PROBLEM.
Give the data below again, word for word.

** Start of INFORMATION PROVIDED **

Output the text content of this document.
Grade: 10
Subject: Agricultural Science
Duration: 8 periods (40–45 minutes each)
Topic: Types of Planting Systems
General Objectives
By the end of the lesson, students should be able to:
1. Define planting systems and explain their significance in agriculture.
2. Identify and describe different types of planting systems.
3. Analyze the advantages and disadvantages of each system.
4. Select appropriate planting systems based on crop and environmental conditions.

** End of INFORMATION PROVIDED **

TASK ANSWER.
Output the text content of this document.
Grade: 10
Subject: Agricultural Science
Duration: 8 periods (40–45 minutes each)
Topic: Types of Planting Systems
General Objectives
By the end of the lesson, students should be able to:
1. Define planting systems and explain their significance in agriculture.
2. Identify and describe different types of planting systems.
3. Analyze the advantages and disadvantages of each system.
4. Select appropriate planting systems based on crop and environmental conditions.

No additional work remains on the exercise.